WHAT IS NEEDED =
Sift the material for lines containing "handle", and return them.
▽
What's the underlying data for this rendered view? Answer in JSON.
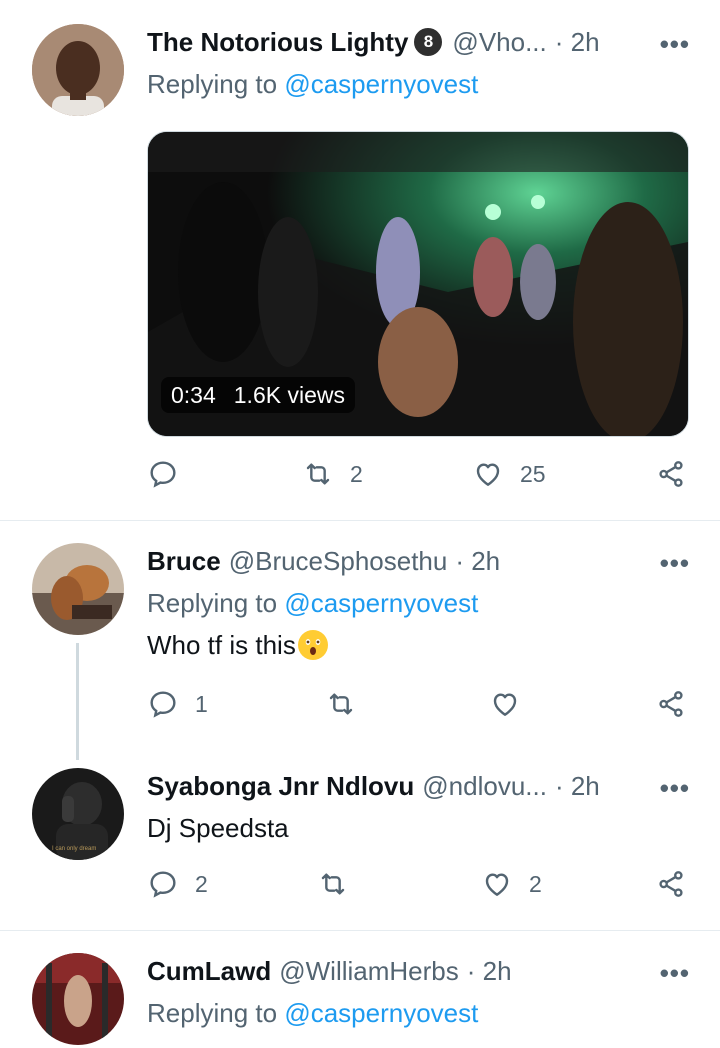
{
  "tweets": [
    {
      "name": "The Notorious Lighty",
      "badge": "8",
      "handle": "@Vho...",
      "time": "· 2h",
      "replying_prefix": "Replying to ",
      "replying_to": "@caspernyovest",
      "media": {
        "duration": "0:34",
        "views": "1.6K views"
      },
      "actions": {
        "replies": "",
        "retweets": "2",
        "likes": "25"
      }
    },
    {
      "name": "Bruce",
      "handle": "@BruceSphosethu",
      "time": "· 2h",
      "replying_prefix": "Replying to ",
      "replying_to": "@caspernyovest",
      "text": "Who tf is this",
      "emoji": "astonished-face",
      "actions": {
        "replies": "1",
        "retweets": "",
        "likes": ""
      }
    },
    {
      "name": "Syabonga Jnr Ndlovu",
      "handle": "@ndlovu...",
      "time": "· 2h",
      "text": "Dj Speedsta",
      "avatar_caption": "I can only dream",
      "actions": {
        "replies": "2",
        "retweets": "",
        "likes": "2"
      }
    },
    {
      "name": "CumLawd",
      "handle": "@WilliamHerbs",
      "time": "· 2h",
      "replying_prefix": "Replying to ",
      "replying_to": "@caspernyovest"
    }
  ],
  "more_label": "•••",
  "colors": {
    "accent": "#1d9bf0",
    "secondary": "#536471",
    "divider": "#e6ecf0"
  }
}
△
▽
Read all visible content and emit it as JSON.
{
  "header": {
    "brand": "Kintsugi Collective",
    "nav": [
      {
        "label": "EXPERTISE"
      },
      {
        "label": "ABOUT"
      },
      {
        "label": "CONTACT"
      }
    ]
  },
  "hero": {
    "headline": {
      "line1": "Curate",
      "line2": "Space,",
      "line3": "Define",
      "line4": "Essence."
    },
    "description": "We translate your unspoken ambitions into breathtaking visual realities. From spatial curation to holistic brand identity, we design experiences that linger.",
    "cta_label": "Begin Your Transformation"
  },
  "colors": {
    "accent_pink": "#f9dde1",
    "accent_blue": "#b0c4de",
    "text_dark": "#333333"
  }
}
△
▽
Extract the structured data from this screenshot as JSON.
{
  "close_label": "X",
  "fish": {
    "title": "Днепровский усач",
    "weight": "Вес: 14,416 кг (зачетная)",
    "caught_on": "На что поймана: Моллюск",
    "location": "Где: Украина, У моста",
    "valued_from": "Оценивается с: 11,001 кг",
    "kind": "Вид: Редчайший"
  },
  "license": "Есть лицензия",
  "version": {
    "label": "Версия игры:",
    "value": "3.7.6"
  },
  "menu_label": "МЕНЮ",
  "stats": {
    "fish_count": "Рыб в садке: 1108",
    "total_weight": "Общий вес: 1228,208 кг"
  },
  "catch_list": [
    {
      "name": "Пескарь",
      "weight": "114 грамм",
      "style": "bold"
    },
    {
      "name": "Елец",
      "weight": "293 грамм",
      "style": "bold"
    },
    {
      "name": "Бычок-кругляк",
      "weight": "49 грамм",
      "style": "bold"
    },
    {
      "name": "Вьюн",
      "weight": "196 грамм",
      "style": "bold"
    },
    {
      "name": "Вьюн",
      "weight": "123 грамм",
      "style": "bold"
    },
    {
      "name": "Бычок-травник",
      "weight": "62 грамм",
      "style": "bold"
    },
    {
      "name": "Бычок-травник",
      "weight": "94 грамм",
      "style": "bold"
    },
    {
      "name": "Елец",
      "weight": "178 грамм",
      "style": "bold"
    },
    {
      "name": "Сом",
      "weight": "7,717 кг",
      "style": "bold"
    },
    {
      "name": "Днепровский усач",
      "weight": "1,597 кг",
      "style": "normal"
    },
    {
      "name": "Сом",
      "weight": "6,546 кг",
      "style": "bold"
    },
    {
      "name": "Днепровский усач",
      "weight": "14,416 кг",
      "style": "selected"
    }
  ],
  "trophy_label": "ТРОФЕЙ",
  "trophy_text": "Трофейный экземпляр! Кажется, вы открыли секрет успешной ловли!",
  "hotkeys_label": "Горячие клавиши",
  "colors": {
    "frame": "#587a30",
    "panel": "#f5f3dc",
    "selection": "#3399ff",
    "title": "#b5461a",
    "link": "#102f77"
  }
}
△
ANSWER IN FULL =
      "handle": "@Vho...",
      "handle": "@BruceSphosethu",
      "handle": "@ndlovu...",
      "handle": "@WilliamHerbs",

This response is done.